━━━━━ Materials provided
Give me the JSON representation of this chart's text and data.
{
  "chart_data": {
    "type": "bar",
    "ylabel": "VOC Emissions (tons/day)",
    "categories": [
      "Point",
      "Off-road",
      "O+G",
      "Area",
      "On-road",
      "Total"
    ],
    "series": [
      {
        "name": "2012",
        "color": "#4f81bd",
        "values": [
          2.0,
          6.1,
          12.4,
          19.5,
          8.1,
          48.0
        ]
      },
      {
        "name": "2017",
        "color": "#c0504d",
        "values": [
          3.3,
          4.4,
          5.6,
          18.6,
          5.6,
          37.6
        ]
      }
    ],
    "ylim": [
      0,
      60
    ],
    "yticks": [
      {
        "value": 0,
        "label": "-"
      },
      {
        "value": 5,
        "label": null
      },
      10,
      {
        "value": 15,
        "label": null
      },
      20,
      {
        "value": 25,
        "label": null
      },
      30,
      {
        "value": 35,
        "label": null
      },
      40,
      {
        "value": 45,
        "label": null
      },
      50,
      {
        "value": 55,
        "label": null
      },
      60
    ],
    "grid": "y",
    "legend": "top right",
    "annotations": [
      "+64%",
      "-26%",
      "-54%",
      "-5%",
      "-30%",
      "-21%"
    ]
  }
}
━━━━━━━━━━
* **Aim**: Working from the material above, retype it in its entirety without change.

* **Exercise result**:
Give me the JSON representation of this chart's text and data.
{
  "chart_data": {
    "type": "bar",
    "ylabel": "VOC Emissions (tons/day)",
    "categories": [
      "Point",
      "Off-road",
      "O+G",
      "Area",
      "On-road",
      "Total"
    ],
    "series": [
      {
        "name": "2012",
        "color": "#4f81bd",
        "values": [
          2.0,
          6.1,
          12.4,
          19.5,
          8.1,
          48.0
        ]
      },
      {
        "name": "2017",
        "color": "#c0504d",
        "values": [
          3.3,
          4.4,
          5.6,
          18.6,
          5.6,
          37.6
        ]
      }
    ],
    "ylim": [
      0,
      60
    ],
    "yticks": [
      {
        "value": 0,
        "label": "-"
      },
      {
        "value": 5,
        "label": null
      },
      10,
      {
        "value": 15,
        "label": null
      },
      20,
      {
        "value": 25,
        "label": null
      },
      30,
      {
        "value": 35,
        "label": null
      },
      40,
      {
        "value": 45,
        "label": null
      },
      50,
      {
        "value": 55,
        "label": null
      },
      60
    ],
    "grid": "y",
    "legend": "top right",
    "annotations": [
      "+64%",
      "-26%",
      "-54%",
      "-5%",
      "-30%",
      "-21%"
    ]
  }
}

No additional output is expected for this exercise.